Data
_ _ _ _ _ _ _
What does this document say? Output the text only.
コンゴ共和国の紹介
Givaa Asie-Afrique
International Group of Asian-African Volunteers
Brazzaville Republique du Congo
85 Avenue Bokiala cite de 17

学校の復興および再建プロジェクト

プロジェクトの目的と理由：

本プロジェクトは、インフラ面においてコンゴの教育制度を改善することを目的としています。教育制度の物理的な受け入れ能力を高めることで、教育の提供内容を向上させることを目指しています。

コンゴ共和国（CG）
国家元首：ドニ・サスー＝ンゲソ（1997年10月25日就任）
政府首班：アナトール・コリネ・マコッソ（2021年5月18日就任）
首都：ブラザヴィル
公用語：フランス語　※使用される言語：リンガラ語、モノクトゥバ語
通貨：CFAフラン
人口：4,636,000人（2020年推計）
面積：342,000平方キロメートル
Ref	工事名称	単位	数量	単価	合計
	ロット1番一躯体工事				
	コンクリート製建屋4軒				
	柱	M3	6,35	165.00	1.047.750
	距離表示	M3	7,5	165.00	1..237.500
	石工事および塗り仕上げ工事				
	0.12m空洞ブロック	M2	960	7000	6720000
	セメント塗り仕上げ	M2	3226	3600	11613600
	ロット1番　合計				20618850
_ _ _ _ _ _ _
Task details
Print every record above exactly as written.

The result
What does this document say? Output the text only.
コンゴ共和国の紹介
Givaa Asie-Afrique
International Group of Asian-African Volunteers
Brazzaville Republique du Congo
85 Avenue Bokiala cite de 17

学校の復興および再建プロジェクト

プロジェクトの目的と理由：

本プロジェクトは、インフラ面においてコンゴの教育制度を改善することを目的としています。教育制度の物理的な受け入れ能力を高めることで、教育の提供内容を向上させることを目指しています。

コンゴ共和国（CG）
国家元首：ドニ・サスー＝ンゲソ（1997年10月25日就任）
政府首班：アナトール・コリネ・マコッソ（2021年5月18日就任）
首都：ブラザヴィル
公用語：フランス語　※使用される言語：リンガラ語、モノクトゥバ語
通貨：CFAフラン
人口：4,636,000人（2020年推計）
面積：342,000平方キロメートル
Ref	工事名称	単位	数量	単価	合計
	ロット1番一躯体工事				
	コンクリート製建屋4軒				
	柱	M3	6,35	165.00	1.047.750
	距離表示	M3	7,5	165.00	1..237.500
	石工事および塗り仕上げ工事				
	0.12m空洞ブロック	M2	960	7000	6720000
	セメント塗り仕上げ	M2	3226	3600	11613600
	ロット1番　合計				20618850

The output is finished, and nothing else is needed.